> **WHAT THE TASK ASKS**: Quote verbatim every line of the data from the line containing "- piece-name: Pièce" through the final line, both inclusive.
* START MATERIAL FOR THE TASK *
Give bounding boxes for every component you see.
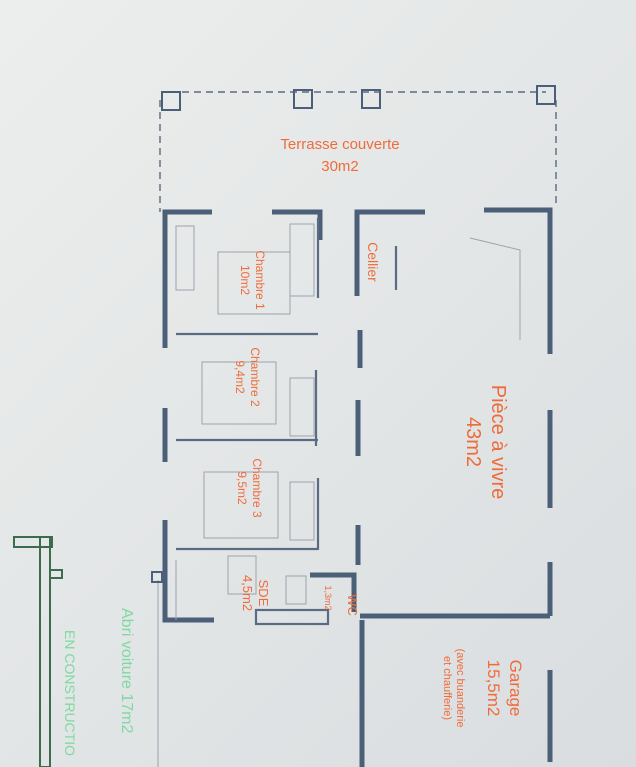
- piece-name: Pièce à vivre: [487, 385, 509, 500]
- exterior-walls: [162, 207, 553, 767]
- sde-name: SDE: [256, 580, 271, 607]
- pillar: [151, 571, 163, 583]
- wc-name: WC: [345, 594, 360, 616]
- cellier-name: Cellier: [365, 242, 381, 282]
- chambre1-name: Chambre 1: [253, 250, 267, 310]
- chambre2-area: 9,4m2: [233, 360, 247, 394]
- pillar: [293, 89, 313, 109]
- garage-note-1: (avec buanderie: [454, 649, 466, 728]
- pillar: [361, 89, 381, 109]
- carport-outline: [13, 536, 163, 767]
- piece-area: 43m2: [462, 417, 484, 467]
- abri-name: Abri voiture 17m2: [118, 608, 135, 733]
- chambre3-area: 9,5m2: [235, 471, 249, 505]
- pillar: [536, 85, 556, 105]
- garage-area: 15,5m2: [484, 660, 503, 717]
- terrasse-name: Terrasse couverte: [280, 136, 399, 153]
- terrasse-area: 30m2: [321, 158, 359, 175]
- chambre3-name: Chambre 3: [250, 458, 264, 518]
- sde-area: 4,5m2: [240, 575, 255, 611]
- pillar: [161, 91, 181, 111]
- chambre2-name: Chambre 2: [248, 347, 262, 407]
- chambre1-area: 10m2: [238, 265, 252, 295]
- abri-status: EN CONSTRUCTIO: [62, 630, 78, 756]
- interior-walls: [175, 218, 398, 626]
- garage-note-2: et chaufferie): [441, 656, 453, 720]
- garage-name: Garage: [506, 660, 525, 717]
- furniture: [175, 223, 521, 605]
- wc-area: 1,3m2: [323, 585, 333, 610]
- terrace-outline: [159, 85, 557, 212]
* END MATERIAL FOR THE TASK *
> **ANSWER TO THE PROBLEM**:
- piece-name: Pièce à vivre: [487, 385, 509, 500]
- exterior-walls: [162, 207, 553, 767]
- sde-name: SDE: [256, 580, 271, 607]
- pillar: [151, 571, 163, 583]
- wc-name: WC: [345, 594, 360, 616]
- cellier-name: Cellier: [365, 242, 381, 282]
- chambre1-name: Chambre 1: [253, 250, 267, 310]
- chambre2-area: 9,4m2: [233, 360, 247, 394]
- pillar: [293, 89, 313, 109]
- garage-note-1: (avec buanderie: [454, 649, 466, 728]
- pillar: [361, 89, 381, 109]
- carport-outline: [13, 536, 163, 767]
- piece-area: 43m2: [462, 417, 484, 467]
- abri-name: Abri voiture 17m2: [118, 608, 135, 733]
- chambre3-area: 9,5m2: [235, 471, 249, 505]
- pillar: [536, 85, 556, 105]
- garage-area: 15,5m2: [484, 660, 503, 717]
- terrasse-name: Terrasse couverte: [280, 136, 399, 153]
- terrasse-area: 30m2: [321, 158, 359, 175]
- chambre3-name: Chambre 3: [250, 458, 264, 518]
- sde-area: 4,5m2: [240, 575, 255, 611]
- pillar: [161, 91, 181, 111]
- chambre2-name: Chambre 2: [248, 347, 262, 407]
- chambre1-area: 10m2: [238, 265, 252, 295]
- abri-status: EN CONSTRUCTIO: [62, 630, 78, 756]
- interior-walls: [175, 218, 398, 626]
- garage-note-2: et chaufferie): [441, 656, 453, 720]
- garage-name: Garage: [506, 660, 525, 717]
- furniture: [175, 223, 521, 605]
- wc-area: 1,3m2: [323, 585, 333, 610]
- terrace-outline: [159, 85, 557, 212]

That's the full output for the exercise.